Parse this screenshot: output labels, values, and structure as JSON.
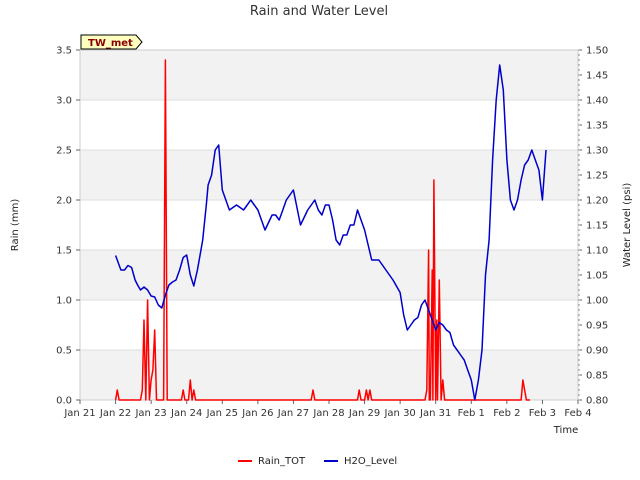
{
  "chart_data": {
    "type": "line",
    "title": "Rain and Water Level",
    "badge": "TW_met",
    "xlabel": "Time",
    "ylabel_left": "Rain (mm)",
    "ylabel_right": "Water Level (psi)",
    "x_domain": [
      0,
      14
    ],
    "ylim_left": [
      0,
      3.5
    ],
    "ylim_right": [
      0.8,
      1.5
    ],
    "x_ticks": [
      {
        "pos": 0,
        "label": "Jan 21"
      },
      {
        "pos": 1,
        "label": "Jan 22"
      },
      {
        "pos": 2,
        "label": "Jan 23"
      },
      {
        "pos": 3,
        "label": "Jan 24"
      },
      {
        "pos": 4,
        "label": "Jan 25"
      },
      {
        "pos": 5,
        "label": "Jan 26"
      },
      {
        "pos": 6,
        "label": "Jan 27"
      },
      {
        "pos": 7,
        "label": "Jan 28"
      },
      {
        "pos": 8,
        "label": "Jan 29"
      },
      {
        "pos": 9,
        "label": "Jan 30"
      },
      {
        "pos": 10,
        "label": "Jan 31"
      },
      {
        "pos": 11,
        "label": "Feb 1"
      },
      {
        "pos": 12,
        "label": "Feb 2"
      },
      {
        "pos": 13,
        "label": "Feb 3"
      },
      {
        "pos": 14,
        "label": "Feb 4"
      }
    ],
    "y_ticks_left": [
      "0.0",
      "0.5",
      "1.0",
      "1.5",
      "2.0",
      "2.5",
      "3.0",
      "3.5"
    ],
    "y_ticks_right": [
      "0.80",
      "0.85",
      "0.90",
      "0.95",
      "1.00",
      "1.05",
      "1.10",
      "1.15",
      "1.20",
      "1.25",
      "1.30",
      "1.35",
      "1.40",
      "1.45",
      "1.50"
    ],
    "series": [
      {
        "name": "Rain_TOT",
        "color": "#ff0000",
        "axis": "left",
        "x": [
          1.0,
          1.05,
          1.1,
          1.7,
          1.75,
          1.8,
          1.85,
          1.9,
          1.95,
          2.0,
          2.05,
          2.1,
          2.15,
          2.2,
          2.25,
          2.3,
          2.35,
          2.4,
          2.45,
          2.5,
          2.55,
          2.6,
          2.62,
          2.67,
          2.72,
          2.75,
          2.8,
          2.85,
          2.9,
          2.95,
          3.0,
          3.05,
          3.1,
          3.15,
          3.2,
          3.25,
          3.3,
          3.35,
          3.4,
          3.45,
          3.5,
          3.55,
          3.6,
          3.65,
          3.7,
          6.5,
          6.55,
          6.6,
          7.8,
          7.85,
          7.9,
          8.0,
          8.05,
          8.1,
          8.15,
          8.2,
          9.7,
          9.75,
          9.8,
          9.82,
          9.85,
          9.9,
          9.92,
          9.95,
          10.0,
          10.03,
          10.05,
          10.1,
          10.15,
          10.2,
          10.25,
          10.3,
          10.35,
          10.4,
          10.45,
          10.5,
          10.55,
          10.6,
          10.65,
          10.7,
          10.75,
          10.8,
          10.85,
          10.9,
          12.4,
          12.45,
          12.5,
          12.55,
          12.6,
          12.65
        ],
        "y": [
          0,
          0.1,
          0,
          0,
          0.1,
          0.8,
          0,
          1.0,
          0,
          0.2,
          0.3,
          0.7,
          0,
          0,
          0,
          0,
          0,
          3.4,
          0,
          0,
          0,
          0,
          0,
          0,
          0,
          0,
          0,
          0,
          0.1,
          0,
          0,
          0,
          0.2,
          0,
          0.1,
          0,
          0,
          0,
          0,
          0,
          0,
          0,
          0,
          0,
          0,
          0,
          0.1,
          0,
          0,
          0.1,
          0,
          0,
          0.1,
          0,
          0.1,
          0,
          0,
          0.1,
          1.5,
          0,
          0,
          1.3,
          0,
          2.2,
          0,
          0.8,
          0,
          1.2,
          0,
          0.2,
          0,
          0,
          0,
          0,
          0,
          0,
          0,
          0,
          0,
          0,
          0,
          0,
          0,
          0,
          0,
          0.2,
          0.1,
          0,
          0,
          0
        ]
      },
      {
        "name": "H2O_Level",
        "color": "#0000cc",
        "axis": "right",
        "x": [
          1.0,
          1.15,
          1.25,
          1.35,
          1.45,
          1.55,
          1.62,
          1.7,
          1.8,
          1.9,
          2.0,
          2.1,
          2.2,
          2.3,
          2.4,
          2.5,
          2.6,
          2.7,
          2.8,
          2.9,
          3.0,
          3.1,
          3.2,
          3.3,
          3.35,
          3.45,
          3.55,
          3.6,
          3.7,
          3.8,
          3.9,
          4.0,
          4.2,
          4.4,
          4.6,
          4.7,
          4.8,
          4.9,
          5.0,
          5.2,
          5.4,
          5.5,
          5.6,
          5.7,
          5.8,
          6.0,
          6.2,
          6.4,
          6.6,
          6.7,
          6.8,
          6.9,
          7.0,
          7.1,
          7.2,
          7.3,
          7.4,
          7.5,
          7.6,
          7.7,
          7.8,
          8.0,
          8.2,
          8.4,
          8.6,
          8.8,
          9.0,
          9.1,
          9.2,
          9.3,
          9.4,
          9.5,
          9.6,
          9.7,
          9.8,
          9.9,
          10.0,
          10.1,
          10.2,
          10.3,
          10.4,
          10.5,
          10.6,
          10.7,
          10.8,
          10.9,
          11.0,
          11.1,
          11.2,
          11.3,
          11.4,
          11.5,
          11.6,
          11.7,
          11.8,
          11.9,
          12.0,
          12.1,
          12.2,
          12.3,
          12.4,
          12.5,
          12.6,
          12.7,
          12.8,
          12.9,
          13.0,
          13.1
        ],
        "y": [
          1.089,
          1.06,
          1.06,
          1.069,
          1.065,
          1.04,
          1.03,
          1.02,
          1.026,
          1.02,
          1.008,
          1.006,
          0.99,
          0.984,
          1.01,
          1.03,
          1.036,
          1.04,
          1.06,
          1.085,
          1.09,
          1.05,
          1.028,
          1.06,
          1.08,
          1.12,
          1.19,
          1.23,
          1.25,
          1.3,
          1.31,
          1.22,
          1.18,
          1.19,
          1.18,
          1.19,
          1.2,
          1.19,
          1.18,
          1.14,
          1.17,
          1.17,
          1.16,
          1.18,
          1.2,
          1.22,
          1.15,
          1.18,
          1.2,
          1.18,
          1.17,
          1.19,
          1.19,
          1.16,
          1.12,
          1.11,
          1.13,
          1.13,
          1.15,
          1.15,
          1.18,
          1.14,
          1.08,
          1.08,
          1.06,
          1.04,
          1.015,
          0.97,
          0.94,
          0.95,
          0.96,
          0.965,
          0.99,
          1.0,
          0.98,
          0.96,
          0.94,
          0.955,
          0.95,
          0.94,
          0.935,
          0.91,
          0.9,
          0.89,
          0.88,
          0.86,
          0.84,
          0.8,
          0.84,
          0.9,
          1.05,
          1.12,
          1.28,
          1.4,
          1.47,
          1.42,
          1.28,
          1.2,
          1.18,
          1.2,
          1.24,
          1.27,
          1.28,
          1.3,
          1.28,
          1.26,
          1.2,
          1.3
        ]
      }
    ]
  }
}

_ _ _ _ _

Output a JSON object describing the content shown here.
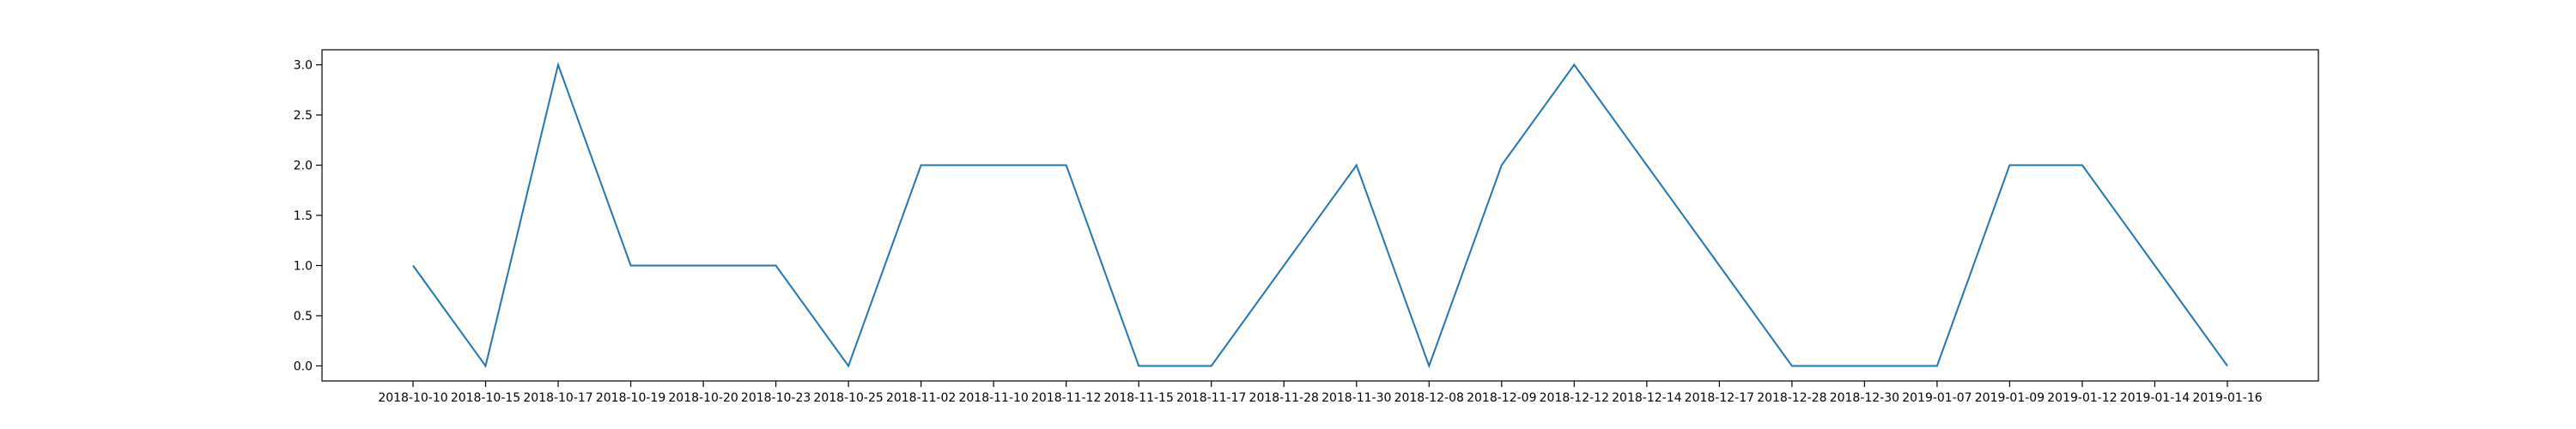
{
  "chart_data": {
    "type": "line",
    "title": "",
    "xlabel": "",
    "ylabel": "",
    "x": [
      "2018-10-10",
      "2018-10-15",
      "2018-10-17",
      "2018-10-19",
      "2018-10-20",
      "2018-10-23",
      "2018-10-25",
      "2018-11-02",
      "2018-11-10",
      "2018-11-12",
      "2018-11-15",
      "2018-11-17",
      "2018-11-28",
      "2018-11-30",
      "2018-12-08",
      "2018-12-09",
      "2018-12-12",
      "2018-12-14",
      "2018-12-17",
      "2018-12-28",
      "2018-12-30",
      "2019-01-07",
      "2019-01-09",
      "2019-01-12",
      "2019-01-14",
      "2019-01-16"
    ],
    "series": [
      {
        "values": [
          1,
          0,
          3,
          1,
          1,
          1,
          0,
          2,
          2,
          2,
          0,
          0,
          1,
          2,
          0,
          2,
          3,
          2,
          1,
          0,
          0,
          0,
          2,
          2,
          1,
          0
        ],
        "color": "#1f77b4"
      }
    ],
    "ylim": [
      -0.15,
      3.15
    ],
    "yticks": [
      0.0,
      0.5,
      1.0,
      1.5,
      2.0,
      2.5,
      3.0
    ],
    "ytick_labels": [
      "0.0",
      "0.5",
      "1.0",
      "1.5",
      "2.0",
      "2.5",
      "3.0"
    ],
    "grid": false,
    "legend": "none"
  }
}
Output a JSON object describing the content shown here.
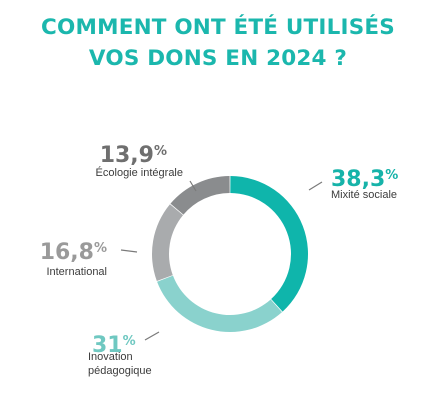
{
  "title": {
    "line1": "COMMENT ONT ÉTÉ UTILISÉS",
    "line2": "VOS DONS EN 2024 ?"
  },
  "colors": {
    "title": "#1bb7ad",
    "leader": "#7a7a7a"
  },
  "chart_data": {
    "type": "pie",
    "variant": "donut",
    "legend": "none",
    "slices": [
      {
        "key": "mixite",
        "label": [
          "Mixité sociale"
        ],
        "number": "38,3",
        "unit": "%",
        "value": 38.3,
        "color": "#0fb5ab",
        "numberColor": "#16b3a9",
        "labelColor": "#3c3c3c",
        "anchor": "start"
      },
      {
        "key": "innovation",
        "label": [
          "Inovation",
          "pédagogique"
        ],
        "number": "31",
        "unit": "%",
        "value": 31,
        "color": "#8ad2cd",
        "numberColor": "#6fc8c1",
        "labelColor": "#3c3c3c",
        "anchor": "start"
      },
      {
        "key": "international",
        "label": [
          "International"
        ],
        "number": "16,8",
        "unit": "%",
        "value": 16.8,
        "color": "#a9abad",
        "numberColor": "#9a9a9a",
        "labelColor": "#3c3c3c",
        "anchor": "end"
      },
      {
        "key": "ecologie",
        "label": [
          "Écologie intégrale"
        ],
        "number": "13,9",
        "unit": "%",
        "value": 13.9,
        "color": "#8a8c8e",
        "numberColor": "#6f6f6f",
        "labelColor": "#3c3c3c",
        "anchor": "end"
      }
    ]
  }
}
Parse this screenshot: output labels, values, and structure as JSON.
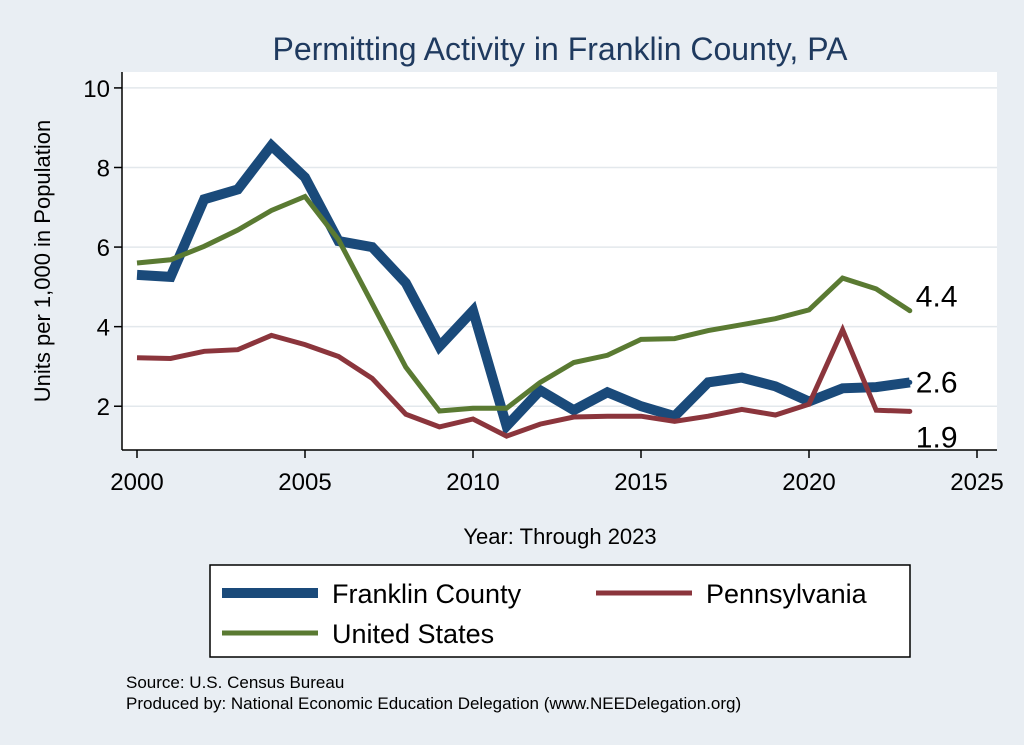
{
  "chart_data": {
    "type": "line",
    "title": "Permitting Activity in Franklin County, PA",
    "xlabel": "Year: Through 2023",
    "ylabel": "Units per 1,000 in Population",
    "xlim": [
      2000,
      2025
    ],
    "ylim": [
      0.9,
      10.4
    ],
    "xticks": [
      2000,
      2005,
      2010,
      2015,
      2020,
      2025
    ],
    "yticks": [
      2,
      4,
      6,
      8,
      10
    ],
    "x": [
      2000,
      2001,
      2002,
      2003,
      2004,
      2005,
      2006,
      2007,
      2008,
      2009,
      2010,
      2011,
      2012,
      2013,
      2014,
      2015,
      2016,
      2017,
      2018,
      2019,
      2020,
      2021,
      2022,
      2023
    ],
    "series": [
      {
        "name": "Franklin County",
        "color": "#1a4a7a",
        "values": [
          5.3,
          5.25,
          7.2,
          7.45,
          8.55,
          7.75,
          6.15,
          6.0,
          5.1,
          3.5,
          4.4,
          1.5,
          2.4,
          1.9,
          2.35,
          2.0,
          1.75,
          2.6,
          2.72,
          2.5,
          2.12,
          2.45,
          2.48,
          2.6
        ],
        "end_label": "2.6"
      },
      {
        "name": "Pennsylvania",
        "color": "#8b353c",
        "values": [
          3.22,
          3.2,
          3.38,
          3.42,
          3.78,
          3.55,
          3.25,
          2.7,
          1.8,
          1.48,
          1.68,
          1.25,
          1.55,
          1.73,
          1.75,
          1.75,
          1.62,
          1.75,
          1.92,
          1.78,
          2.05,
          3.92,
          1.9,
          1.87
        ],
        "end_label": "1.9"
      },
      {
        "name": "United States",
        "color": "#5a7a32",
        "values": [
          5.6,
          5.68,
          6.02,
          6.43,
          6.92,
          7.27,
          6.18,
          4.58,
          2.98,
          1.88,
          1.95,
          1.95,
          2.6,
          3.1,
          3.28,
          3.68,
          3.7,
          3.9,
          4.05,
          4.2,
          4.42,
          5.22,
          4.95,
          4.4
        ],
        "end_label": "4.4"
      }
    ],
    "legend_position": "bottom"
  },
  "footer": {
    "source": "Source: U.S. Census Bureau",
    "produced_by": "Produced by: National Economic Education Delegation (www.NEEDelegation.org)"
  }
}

_ _ _ _ _

Copy in full each line that holds the word "Water".

    "title": "Rain and Water Level",
    "ylabel_right": "Water Level (psi)",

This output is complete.